Records
....................

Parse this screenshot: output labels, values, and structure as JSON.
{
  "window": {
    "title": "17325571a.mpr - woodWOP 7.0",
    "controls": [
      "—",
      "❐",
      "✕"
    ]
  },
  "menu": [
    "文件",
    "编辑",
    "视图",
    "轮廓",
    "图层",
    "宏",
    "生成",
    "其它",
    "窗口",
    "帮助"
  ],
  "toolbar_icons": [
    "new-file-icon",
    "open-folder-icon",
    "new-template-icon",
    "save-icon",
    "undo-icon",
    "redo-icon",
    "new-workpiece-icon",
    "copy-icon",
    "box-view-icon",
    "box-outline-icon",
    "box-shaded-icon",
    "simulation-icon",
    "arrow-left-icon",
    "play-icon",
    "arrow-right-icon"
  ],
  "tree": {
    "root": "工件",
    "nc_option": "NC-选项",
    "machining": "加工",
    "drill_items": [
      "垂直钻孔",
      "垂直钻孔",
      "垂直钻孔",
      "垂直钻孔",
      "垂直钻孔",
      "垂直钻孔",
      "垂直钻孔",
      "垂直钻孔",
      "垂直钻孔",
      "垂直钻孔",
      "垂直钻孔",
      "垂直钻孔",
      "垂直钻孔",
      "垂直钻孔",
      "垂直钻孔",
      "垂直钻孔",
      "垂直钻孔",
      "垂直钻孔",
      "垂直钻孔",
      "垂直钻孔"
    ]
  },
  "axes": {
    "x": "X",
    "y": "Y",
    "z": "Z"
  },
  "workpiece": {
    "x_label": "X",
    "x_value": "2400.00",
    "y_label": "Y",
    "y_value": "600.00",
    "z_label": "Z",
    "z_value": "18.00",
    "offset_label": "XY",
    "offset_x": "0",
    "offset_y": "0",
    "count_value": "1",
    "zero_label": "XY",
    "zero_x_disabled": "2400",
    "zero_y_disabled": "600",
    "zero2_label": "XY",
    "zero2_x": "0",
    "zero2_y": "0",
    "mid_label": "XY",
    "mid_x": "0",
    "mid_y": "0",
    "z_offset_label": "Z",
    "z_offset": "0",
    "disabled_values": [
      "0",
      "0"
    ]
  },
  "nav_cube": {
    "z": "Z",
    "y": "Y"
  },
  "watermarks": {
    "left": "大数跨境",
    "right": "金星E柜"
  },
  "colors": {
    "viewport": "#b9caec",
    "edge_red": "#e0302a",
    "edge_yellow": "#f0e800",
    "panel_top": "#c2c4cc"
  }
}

....................

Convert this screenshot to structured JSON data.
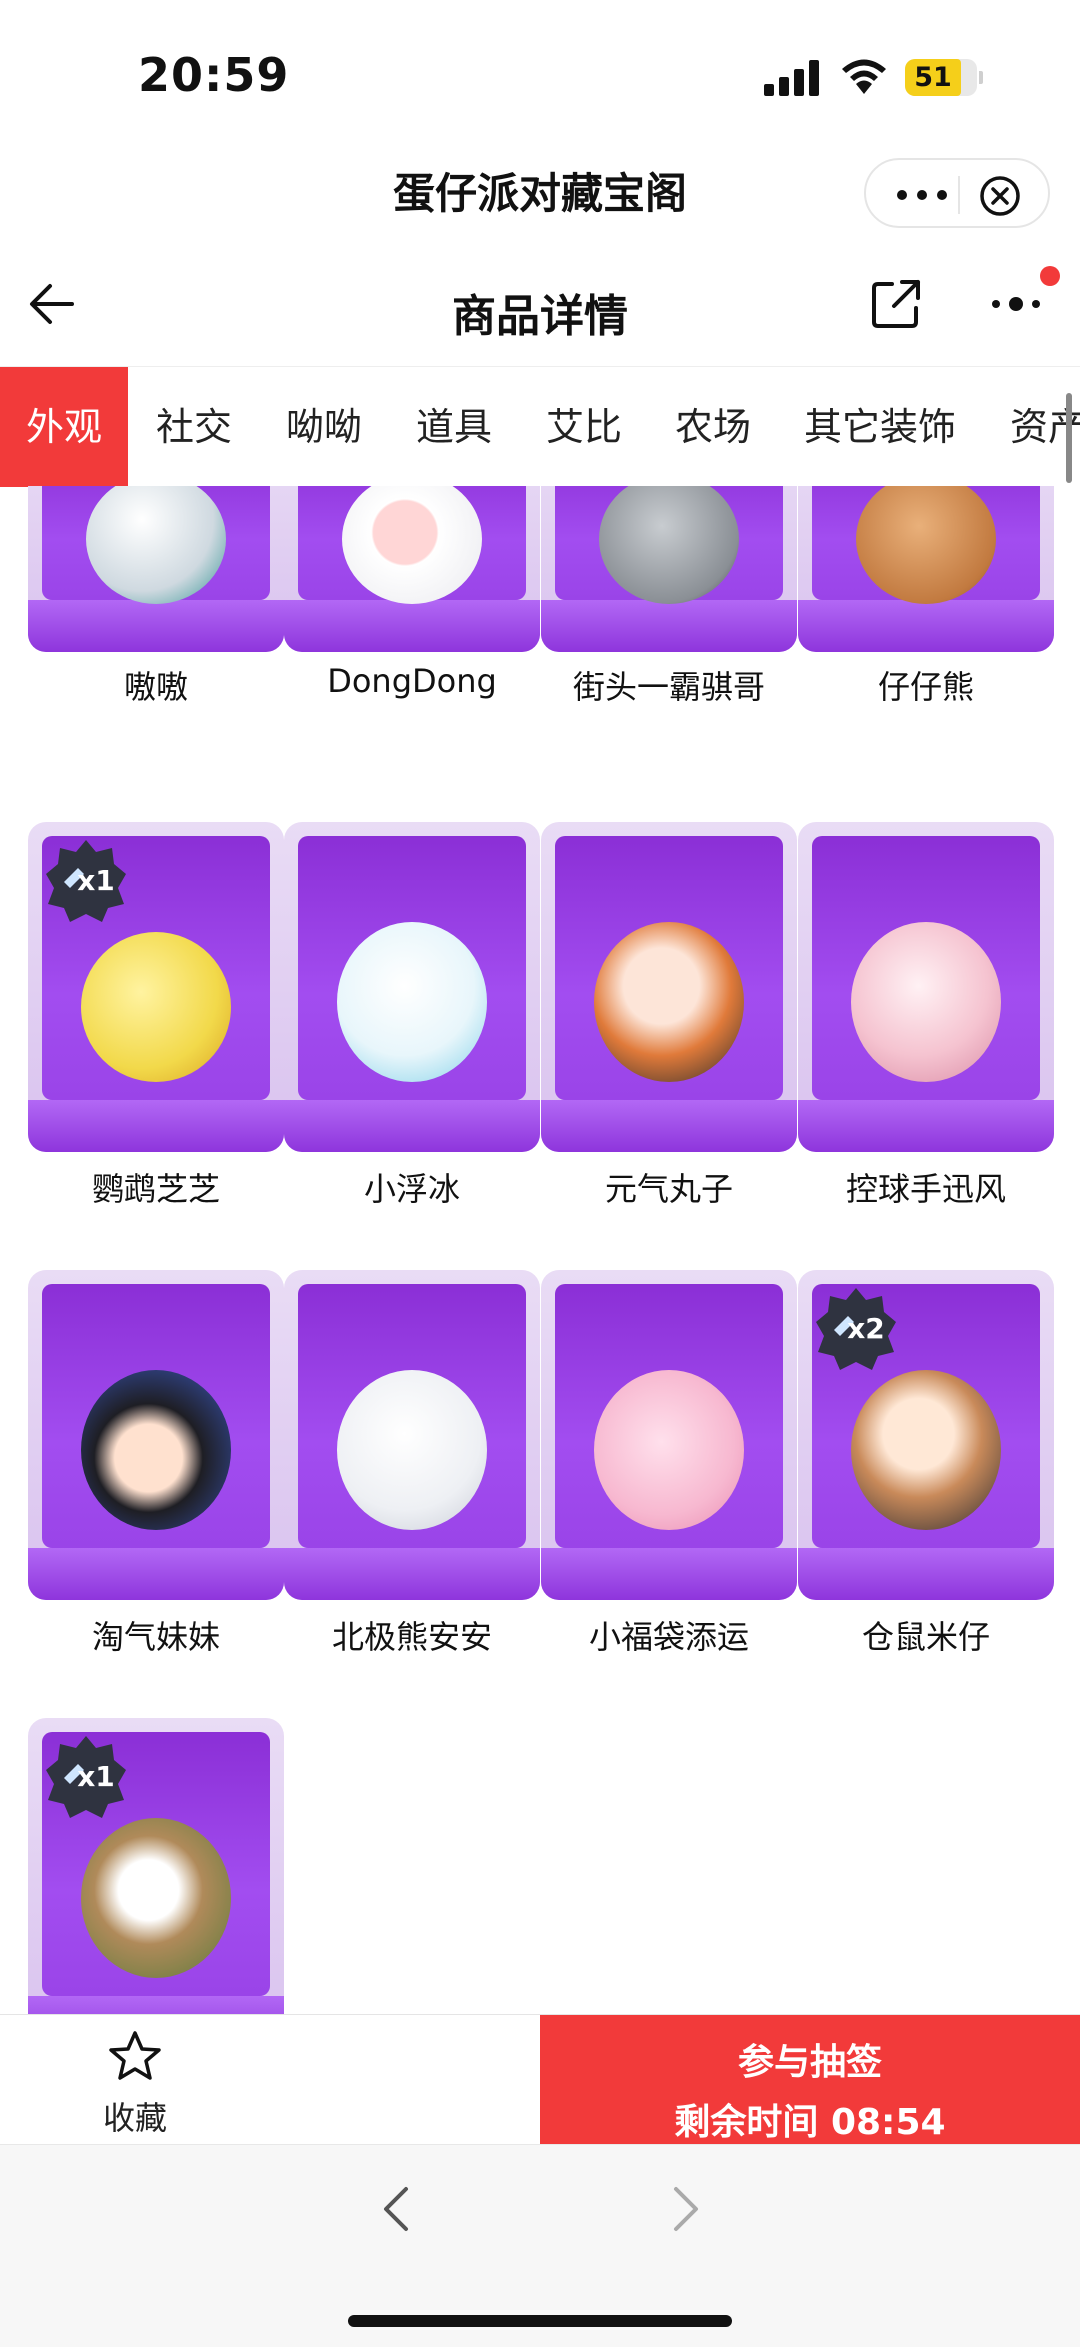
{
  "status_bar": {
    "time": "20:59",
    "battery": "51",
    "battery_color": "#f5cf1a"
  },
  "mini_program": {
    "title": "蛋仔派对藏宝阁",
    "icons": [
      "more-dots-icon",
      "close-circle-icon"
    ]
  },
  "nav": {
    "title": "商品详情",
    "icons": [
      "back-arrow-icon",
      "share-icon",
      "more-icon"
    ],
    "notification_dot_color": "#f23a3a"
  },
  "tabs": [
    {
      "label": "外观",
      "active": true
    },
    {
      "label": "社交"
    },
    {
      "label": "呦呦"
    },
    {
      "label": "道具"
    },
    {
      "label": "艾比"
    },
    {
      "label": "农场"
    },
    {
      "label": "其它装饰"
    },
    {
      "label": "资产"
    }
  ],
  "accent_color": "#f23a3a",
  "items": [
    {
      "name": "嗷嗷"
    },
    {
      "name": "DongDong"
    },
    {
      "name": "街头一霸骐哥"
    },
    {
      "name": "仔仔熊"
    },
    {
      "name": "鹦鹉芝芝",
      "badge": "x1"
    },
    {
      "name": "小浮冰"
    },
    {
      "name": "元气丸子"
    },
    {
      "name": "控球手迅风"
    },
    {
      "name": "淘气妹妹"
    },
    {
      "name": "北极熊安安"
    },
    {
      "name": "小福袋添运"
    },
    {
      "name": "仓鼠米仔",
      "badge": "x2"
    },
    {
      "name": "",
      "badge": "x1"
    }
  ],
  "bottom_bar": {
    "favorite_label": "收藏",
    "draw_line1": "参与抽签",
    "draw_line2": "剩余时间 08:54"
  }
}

....................

▶ _EXERCISE TASK_: Copy every line of the listing containing the string "screenshot".

▶ _PROBLEM SOLUTION_:
Parse this screenshot: output labels, values, and structure as JSON.
Convert this screenshot to structured JSON data.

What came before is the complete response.